Short problem: Identify and reproduce every line holding the string "type".

Stored items from a collection:
—————

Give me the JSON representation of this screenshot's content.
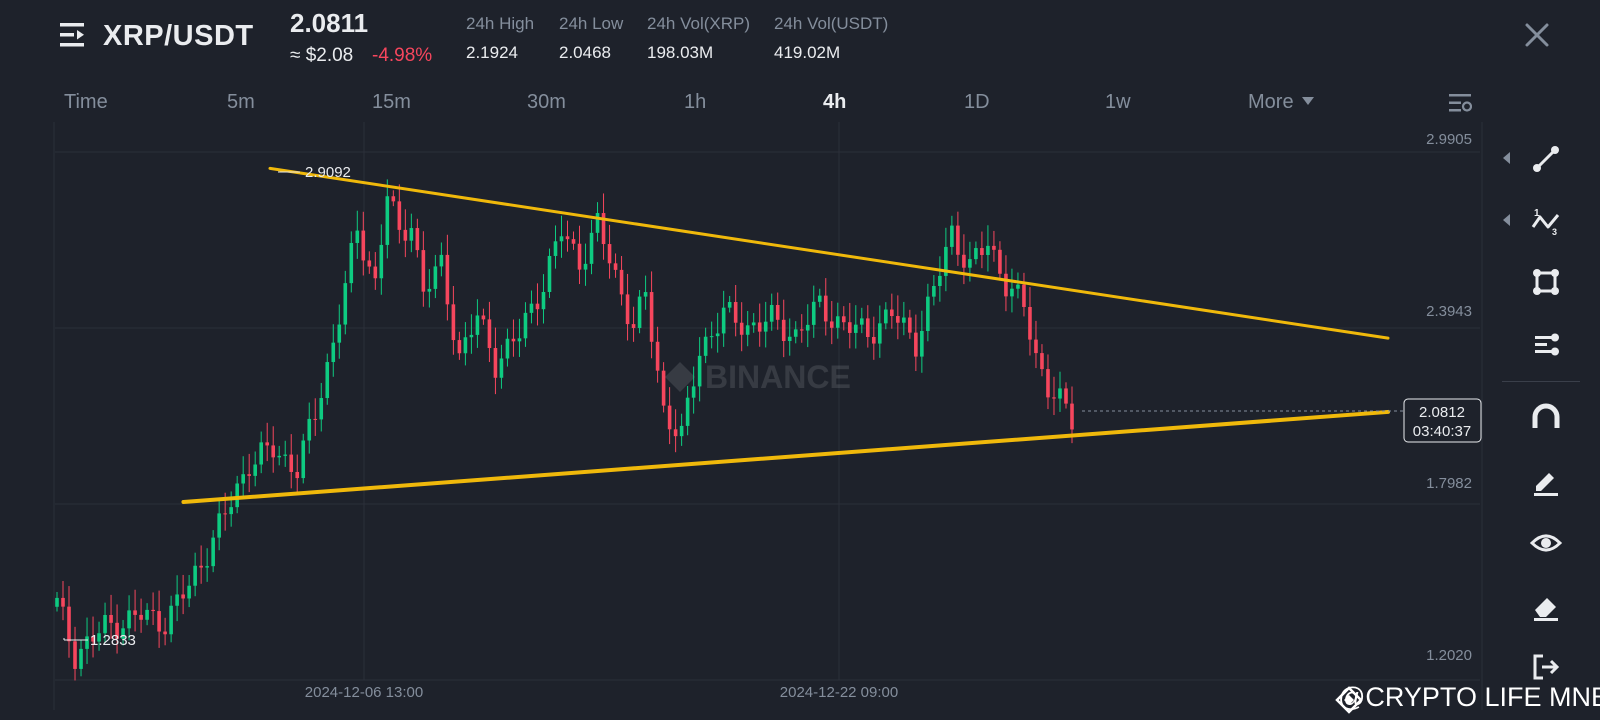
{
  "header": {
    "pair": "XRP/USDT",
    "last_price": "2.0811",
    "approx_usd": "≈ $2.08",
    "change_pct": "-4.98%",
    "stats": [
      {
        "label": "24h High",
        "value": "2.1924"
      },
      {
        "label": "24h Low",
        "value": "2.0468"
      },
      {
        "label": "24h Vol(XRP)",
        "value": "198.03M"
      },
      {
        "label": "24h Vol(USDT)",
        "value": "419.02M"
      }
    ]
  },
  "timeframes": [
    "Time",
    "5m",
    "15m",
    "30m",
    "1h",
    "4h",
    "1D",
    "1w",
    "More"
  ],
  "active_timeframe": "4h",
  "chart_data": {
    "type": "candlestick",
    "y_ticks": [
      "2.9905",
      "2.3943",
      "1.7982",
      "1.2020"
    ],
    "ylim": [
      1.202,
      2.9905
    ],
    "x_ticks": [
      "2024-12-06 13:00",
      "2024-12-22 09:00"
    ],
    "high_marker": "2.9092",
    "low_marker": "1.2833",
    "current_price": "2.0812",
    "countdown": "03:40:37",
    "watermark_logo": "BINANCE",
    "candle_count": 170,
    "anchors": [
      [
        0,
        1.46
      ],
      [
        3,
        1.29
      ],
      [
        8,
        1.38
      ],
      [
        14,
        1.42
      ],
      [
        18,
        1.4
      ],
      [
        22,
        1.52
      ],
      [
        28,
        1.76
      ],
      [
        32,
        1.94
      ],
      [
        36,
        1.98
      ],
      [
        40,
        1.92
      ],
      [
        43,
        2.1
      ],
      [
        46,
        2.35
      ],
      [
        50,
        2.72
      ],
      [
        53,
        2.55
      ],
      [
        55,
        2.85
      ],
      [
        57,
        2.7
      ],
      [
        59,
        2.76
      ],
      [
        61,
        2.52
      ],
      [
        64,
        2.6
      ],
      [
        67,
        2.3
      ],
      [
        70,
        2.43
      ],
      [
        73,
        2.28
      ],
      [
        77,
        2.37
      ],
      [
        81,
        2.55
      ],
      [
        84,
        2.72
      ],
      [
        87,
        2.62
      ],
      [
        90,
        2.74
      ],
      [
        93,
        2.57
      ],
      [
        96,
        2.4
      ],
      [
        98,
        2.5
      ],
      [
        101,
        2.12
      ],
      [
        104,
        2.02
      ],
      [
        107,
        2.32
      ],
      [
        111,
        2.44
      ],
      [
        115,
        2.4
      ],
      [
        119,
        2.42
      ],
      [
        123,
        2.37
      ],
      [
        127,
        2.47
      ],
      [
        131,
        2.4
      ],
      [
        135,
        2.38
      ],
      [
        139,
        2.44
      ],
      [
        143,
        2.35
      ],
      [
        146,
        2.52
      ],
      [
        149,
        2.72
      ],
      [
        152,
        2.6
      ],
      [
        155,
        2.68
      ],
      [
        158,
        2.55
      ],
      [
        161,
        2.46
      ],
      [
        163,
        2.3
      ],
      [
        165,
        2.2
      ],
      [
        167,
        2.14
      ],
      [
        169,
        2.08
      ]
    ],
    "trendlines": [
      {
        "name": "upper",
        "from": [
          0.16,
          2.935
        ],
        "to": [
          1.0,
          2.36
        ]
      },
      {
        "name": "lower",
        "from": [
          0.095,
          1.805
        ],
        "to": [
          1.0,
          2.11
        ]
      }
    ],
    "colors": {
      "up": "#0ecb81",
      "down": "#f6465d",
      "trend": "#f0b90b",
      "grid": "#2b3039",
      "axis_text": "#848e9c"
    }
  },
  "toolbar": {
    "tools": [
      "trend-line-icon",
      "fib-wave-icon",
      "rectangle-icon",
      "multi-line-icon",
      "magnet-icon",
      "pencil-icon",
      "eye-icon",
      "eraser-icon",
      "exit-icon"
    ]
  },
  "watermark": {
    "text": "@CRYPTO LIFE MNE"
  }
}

—————

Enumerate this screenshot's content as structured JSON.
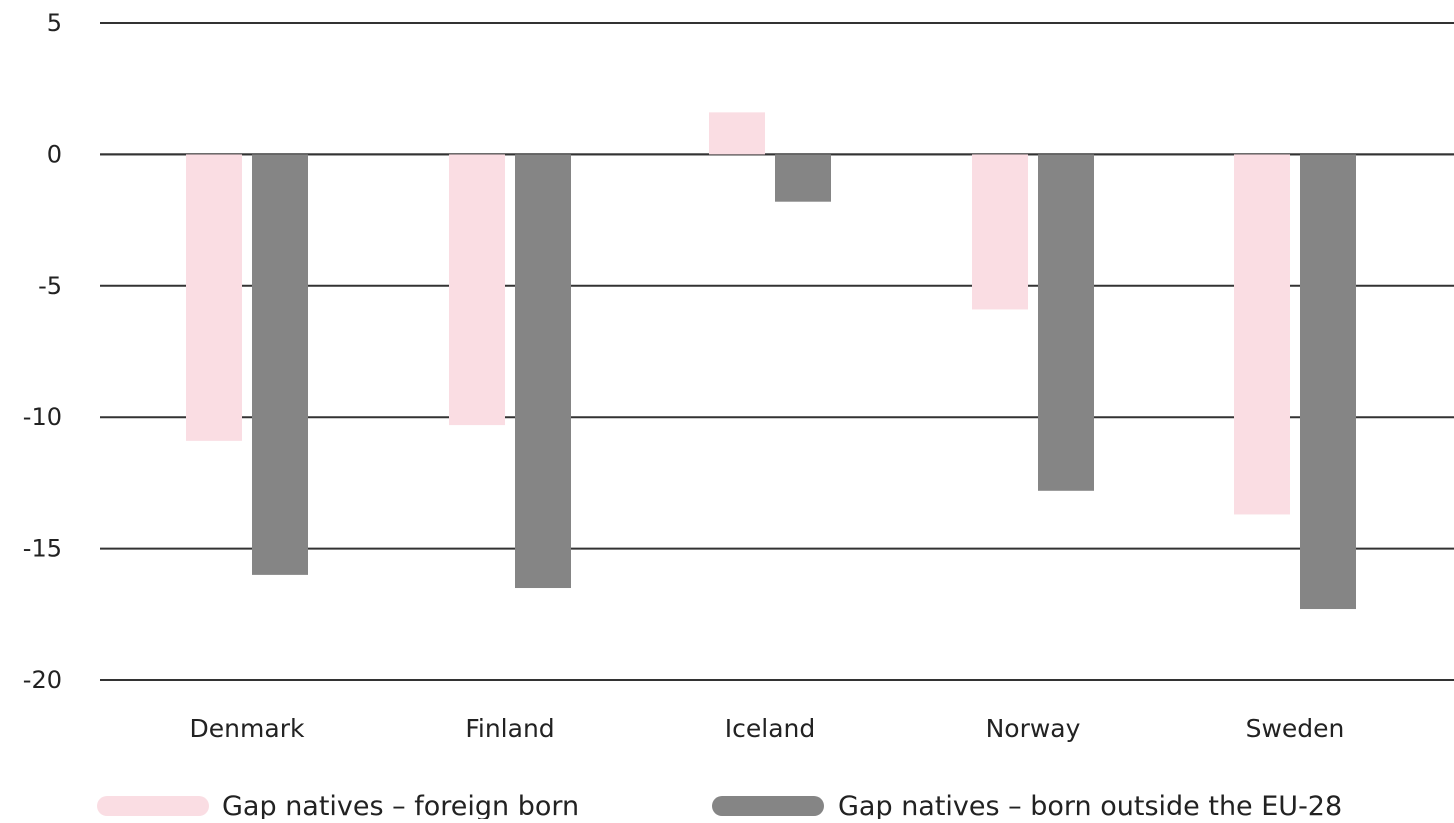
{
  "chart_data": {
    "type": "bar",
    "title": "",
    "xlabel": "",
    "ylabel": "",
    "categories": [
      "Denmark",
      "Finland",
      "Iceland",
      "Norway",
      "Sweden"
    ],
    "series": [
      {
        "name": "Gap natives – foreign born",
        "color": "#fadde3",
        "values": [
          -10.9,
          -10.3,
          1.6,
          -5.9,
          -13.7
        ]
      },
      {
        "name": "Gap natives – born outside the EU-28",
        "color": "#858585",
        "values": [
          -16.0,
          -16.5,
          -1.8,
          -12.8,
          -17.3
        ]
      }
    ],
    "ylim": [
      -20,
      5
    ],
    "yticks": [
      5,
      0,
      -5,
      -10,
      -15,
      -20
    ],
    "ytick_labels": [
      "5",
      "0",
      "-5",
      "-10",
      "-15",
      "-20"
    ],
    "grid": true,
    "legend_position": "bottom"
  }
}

—————

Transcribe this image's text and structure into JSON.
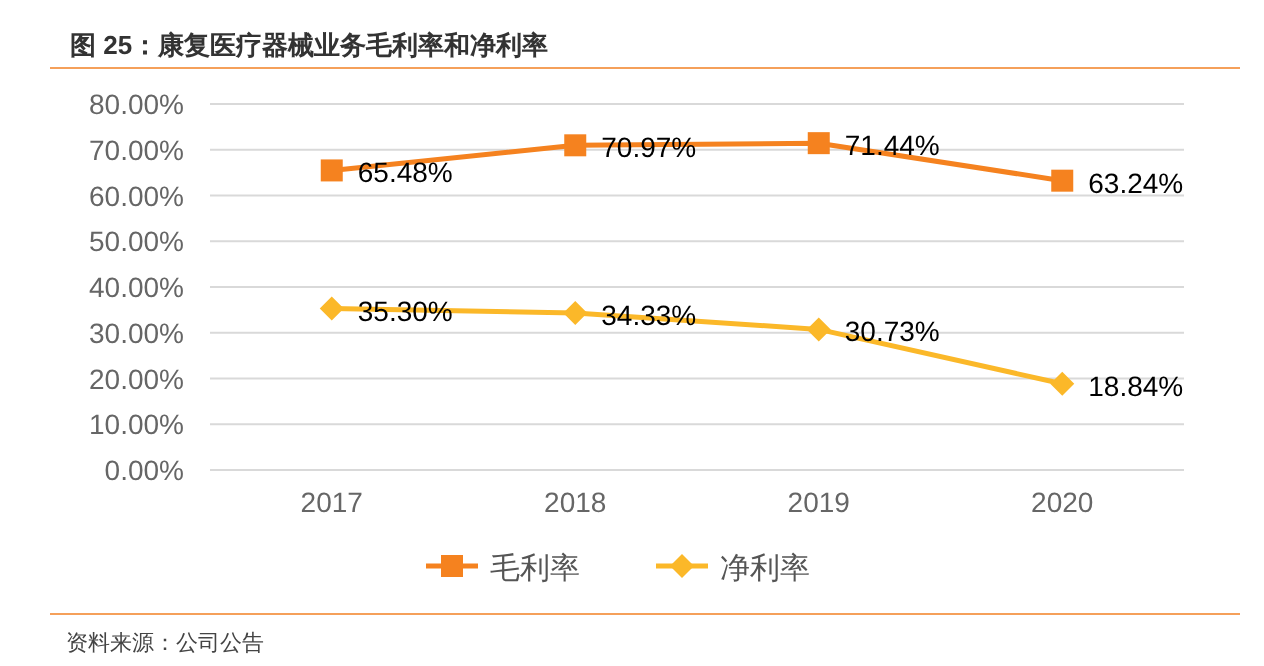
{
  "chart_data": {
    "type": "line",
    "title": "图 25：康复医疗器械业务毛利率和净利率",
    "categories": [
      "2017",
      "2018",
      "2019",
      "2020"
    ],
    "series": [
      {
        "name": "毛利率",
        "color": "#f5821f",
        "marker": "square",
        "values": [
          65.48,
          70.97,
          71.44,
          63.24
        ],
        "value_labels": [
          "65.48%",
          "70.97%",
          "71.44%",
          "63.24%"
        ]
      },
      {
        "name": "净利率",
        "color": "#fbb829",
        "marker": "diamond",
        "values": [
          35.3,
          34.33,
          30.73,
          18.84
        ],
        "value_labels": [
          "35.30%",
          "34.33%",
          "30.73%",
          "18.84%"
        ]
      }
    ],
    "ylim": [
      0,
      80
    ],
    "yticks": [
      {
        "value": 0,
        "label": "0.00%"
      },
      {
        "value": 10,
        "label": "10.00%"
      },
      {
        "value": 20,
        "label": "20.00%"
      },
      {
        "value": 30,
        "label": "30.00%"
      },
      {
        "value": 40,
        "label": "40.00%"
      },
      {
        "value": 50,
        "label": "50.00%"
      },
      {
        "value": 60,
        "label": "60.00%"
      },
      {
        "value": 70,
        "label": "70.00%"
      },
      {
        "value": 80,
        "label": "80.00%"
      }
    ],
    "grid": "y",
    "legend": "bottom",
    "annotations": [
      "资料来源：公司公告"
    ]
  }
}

—————

Exercise response:
    "type": "candlestick",
    "type": "bar",
    "type": "line",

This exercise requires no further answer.